=== EXERCISE OBJECTIVE ===
Copy each line of the records that holds the string "output".

=== RECORDS TO USE ===
_____

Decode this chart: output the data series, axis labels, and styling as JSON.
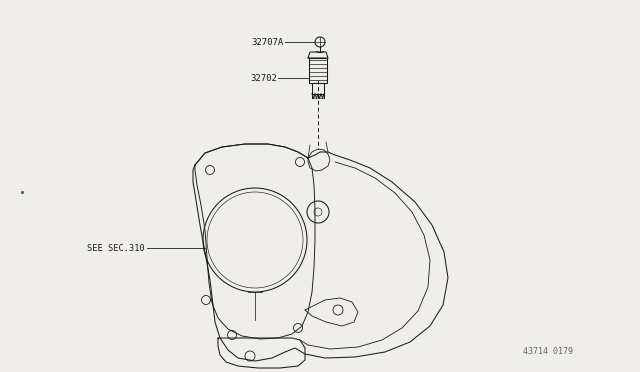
{
  "bg_color": "#f0eeea",
  "line_color": "#1a1a1a",
  "label_32707A": "32707A",
  "label_32702": "32702",
  "label_sec": "SEE SEC.310",
  "label_partno": "43714 0179"
}
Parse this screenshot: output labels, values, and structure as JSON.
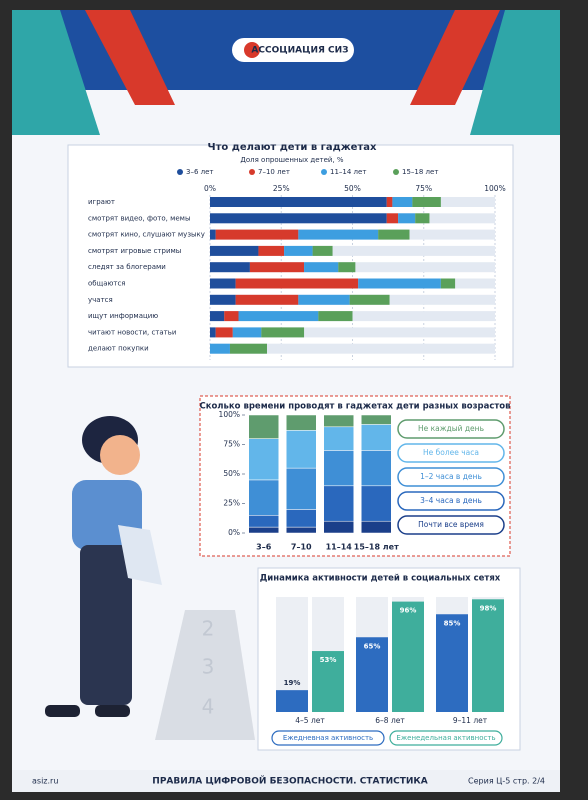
{
  "header": {
    "organization": "АССОЦИАЦИЯ СИЗ"
  },
  "footer": {
    "site": "asiz.ru",
    "title": "ПРАВИЛА ЦИФРОВОЙ БЕЗОПАСНОСТИ. СТАТИСТИКА",
    "series": "Серия Ц-5 стр. 2/4"
  },
  "decoration": {
    "pedestal_numbers": [
      "2",
      "3",
      "4"
    ]
  },
  "chart_data": [
    {
      "type": "bar",
      "orientation": "horizontal",
      "stacked": true,
      "title": "Что делают дети в гаджетах",
      "subtitle": "Доля опрошенных детей, %",
      "categories": [
        "играют",
        "смотрят видео, фото, мемы",
        "смотрят кино, слушают музыку",
        "смотрят игровые стримы",
        "следят за блогерами",
        "общаются",
        "учатся",
        "ищут информацию",
        "читают новости, статьи",
        "делают покупки"
      ],
      "series": [
        {
          "name": "3–6 лет",
          "color": "#1f4e9c",
          "values": [
            62,
            62,
            2,
            17,
            14,
            9,
            9,
            5,
            2,
            0
          ]
        },
        {
          "name": "7–10 лет",
          "color": "#d63a2c",
          "values": [
            2,
            4,
            29,
            9,
            19,
            43,
            22,
            5,
            6,
            0
          ]
        },
        {
          "name": "11–14 лет",
          "color": "#3d9ee0",
          "values": [
            7,
            6,
            28,
            10,
            12,
            29,
            18,
            28,
            10,
            7
          ]
        },
        {
          "name": "15–18 лет",
          "color": "#5aa05a",
          "values": [
            10,
            5,
            11,
            7,
            6,
            5,
            14,
            12,
            15,
            13
          ]
        }
      ],
      "xlim": [
        0,
        100
      ],
      "xticks": [
        {
          "value": 0,
          "label": "0%"
        },
        {
          "value": 25,
          "label": "25%"
        },
        {
          "value": 50,
          "label": "50%"
        },
        {
          "value": 75,
          "label": "75%"
        },
        {
          "value": 100,
          "label": "100%"
        }
      ],
      "grid": true
    },
    {
      "type": "bar",
      "orientation": "vertical",
      "stacked": true,
      "title": "Сколько времени проводят в гаджетах дети разных возрастов",
      "categories": [
        "3–6",
        "7–10",
        "11–14",
        "15–18 лет"
      ],
      "series": [
        {
          "name": "Не каждый день",
          "color": "#5f9c6e",
          "values": [
            20,
            13,
            10,
            8
          ]
        },
        {
          "name": "Не более часа",
          "color": "#62b6ea",
          "values": [
            35,
            32,
            20,
            22
          ]
        },
        {
          "name": "1–2 часа в день",
          "color": "#3f8fd6",
          "values": [
            30,
            35,
            30,
            30
          ]
        },
        {
          "name": "3–4 часа в день",
          "color": "#2a68bd",
          "values": [
            10,
            15,
            30,
            30
          ]
        },
        {
          "name": "Почти все время",
          "color": "#1b3f8a",
          "values": [
            5,
            5,
            10,
            10
          ]
        }
      ],
      "ylim": [
        0,
        100
      ],
      "yticks": [
        {
          "value": 0,
          "label": "0%"
        },
        {
          "value": 25,
          "label": "25%"
        },
        {
          "value": 50,
          "label": "50%"
        },
        {
          "value": 75,
          "label": "75%"
        },
        {
          "value": 100,
          "label": "100%"
        }
      ],
      "grid": false
    },
    {
      "type": "bar",
      "orientation": "vertical",
      "stacked": false,
      "title": "Динамика активности детей в социальных сетях",
      "categories": [
        "4–5 лет",
        "6–8 лет",
        "9–11 лет"
      ],
      "series": [
        {
          "name": "Ежедневная активность",
          "color": "#2d6cc0",
          "values": [
            19,
            65,
            85
          ],
          "value_labels": [
            "19%",
            "65%",
            "85%"
          ]
        },
        {
          "name": "Еженедельная активность",
          "color": "#3fae9c",
          "values": [
            53,
            96,
            98
          ],
          "value_labels": [
            "53%",
            "96%",
            "98%"
          ]
        }
      ],
      "ylim": [
        0,
        100
      ]
    }
  ]
}
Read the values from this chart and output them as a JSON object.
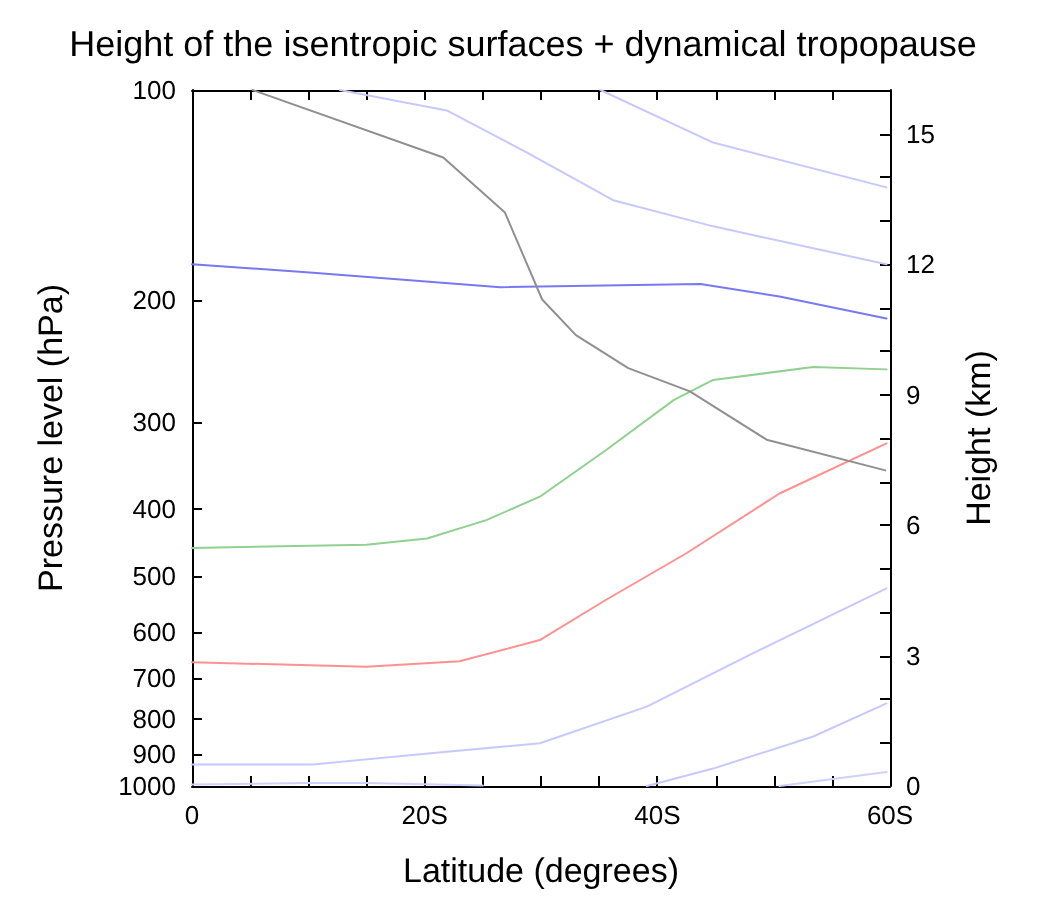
{
  "chart_data": {
    "type": "line",
    "title": "Height of the isentropic surfaces + dynamical tropopause",
    "xlabel": "Latitude (degrees)",
    "ylabel": "Pressure level (hPa)",
    "y2label": "Height (km)",
    "xlim": [
      0,
      60
    ],
    "xticks": [
      {
        "value": 0,
        "label": "0"
      },
      {
        "value": 5,
        "label": null
      },
      {
        "value": 10,
        "label": null
      },
      {
        "value": 15,
        "label": null
      },
      {
        "value": 20,
        "label": "20S"
      },
      {
        "value": 25,
        "label": null
      },
      {
        "value": 30,
        "label": null
      },
      {
        "value": 35,
        "label": null
      },
      {
        "value": 40,
        "label": "40S"
      },
      {
        "value": 45,
        "label": null
      },
      {
        "value": 50,
        "label": null
      },
      {
        "value": 55,
        "label": null
      },
      {
        "value": 60,
        "label": "60S"
      }
    ],
    "ylim": [
      1000,
      100
    ],
    "yticks": [
      100,
      200,
      300,
      400,
      500,
      600,
      700,
      800,
      900,
      1000
    ],
    "log": "y",
    "y2lim": [
      0,
      16
    ],
    "y2ticks": [
      0,
      {
        "value": 1,
        "label": null
      },
      {
        "value": 2,
        "label": null
      },
      3,
      {
        "value": 4,
        "label": null
      },
      {
        "value": 5,
        "label": null
      },
      6,
      {
        "value": 7,
        "label": null
      },
      {
        "value": 8,
        "label": null
      },
      9,
      {
        "value": 10,
        "label": null
      },
      {
        "value": 11,
        "label": null
      },
      12,
      {
        "value": 13,
        "label": null
      },
      {
        "value": 14,
        "label": null
      },
      15,
      {
        "value": 16,
        "label": null
      }
    ],
    "grid": false,
    "marker": "none",
    "line_style": "solid",
    "series": [
      {
        "color": "#c8c8ff",
        "x": [
          12.7,
          21.9,
          28.8,
          36.2,
          44.8,
          59.7
        ],
        "values": [
          100,
          107,
          123,
          144,
          157,
          178
        ]
      },
      {
        "color": "#c8c8ff",
        "x": [
          35.1,
          44.8,
          59.7
        ],
        "values": [
          100,
          119,
          138
        ]
      },
      {
        "color": "#7878f0",
        "x": [
          0,
          10.4,
          26.5,
          43.7,
          50.5,
          59.7
        ],
        "values": [
          178,
          183,
          192,
          190,
          198,
          213
        ]
      },
      {
        "color": "#90d090",
        "x": [
          0,
          15,
          20.2,
          25.3,
          29.9,
          35.6,
          41.4,
          44.8,
          53.4,
          59.7
        ],
        "values": [
          455,
          450,
          441,
          415,
          384,
          329,
          279,
          261,
          250,
          252
        ]
      },
      {
        "color": "#ff9090",
        "x": [
          0,
          15,
          23,
          29.9,
          35.6,
          42.5,
          50.5,
          59.7
        ],
        "values": [
          664,
          674,
          662,
          617,
          540,
          463,
          380,
          322
        ]
      },
      {
        "color": "#c8c8ff",
        "x": [
          0,
          10.4,
          21.9,
          29.9,
          39.1,
          48.2,
          59.7
        ],
        "values": [
          931,
          931,
          893,
          868,
          769,
          645,
          520
        ]
      },
      {
        "color": "#c8c8ff",
        "x": [
          39.1,
          44.8,
          53.4,
          59.7
        ],
        "values": [
          1000,
          944,
          849,
          761
        ]
      },
      {
        "color": "#d0d0ff",
        "x": [
          0,
          10,
          15,
          25
        ],
        "values": [
          995,
          990,
          990,
          998
        ]
      },
      {
        "color": "#d0d0ff",
        "x": [
          50.5,
          59.7
        ],
        "values": [
          1000,
          955
        ]
      },
      {
        "color": "#909090",
        "x": [
          5.2,
          21.6,
          26.9,
          30.1,
          33,
          37.5,
          42.8,
          49.4,
          59.6
        ],
        "values": [
          100,
          125,
          150,
          200,
          225,
          251,
          271,
          318,
          352
        ]
      }
    ]
  }
}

_____

=== TASK RESPONSE ===
Decode this chart: output the data series, axis labels, and styling as JSON.
Parse this screenshot: output labels, values, and structure as JSON.
Read the values from this chart and output them as a JSON object.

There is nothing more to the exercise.